(SELECTED EXTRACT)
►

The IT world is on the verge of a revolution thanks to the edge computing. Combined with a new generation of smart IoT edge devices, edge computing applications have the potential to completely transform the world in the coming decades to drive better efficiency and productivity while also controlling costs.

◄

(EXERCISE INSTRUCTIONS)
1. Print everything in the edge computing passage from "The IT world" down to "also controlling costs.".
2. List the benefits that the edge computing passage says edge computing applications can bring.

(EXTRACTED DATA)
►

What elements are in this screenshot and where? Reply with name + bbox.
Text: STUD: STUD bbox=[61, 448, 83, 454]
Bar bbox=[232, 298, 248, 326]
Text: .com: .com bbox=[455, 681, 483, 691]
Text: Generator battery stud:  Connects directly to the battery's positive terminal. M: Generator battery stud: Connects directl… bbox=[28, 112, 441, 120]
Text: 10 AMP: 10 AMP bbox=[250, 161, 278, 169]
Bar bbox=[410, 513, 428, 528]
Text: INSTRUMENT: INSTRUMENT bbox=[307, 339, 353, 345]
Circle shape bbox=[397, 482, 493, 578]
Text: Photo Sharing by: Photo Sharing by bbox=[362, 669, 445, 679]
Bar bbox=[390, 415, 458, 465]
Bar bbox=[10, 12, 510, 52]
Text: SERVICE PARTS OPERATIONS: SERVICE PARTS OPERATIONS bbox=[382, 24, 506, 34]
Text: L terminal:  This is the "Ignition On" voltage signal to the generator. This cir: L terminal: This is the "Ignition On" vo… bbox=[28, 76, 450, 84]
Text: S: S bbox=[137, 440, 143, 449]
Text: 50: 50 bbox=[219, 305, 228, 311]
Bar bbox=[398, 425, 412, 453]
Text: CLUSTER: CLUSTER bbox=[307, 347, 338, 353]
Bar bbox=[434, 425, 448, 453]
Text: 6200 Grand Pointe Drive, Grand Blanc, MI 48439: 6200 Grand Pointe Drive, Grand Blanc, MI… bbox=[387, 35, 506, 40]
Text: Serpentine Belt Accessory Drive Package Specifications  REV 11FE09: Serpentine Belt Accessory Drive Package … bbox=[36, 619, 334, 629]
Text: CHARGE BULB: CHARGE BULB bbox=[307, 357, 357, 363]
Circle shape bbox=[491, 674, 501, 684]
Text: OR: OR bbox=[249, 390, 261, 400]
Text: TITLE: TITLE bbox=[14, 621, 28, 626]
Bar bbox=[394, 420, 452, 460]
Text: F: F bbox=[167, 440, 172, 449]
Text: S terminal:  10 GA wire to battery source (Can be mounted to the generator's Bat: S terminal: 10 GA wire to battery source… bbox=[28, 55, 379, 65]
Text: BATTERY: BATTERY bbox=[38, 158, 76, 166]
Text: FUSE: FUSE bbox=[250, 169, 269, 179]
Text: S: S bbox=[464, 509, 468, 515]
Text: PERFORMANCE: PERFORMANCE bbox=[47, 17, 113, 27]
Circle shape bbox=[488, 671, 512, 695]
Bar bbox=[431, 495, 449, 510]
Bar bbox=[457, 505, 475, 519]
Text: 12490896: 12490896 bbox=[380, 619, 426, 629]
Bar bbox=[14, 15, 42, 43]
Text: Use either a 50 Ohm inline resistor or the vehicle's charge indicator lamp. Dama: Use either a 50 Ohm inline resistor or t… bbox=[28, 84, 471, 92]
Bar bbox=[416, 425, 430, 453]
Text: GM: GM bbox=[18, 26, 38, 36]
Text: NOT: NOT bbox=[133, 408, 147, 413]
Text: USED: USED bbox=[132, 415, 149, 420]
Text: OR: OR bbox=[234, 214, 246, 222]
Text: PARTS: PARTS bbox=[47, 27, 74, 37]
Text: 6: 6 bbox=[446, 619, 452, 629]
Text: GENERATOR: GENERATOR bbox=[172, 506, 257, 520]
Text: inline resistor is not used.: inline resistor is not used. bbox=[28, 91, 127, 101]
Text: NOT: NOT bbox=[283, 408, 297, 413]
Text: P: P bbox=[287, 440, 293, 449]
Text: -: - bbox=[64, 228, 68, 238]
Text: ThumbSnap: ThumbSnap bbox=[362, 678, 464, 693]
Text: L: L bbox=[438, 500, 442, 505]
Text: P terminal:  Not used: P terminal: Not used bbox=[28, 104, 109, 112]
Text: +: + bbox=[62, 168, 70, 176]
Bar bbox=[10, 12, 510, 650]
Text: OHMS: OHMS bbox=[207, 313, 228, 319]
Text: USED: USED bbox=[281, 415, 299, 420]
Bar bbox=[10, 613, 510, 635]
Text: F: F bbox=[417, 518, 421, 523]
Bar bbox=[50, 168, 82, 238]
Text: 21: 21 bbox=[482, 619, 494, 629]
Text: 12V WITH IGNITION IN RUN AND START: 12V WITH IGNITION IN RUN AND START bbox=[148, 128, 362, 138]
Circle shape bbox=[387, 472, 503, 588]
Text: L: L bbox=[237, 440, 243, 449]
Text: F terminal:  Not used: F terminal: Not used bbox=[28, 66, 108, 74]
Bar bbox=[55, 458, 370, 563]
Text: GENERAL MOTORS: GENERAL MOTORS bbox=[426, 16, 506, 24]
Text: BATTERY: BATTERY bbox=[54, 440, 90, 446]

◄

(EXPECTED RESPONSES)
1.
The IT world is on the verge of a revolution thanks to the edge computing. Combined with a new generation of smart IoT edge devices, edge computing applications have the potential to completely transform the world in the coming decades to drive better efficiency and productivity while also controlling costs.

2.
- Better efficiency
- Better productivity
- Controlling costs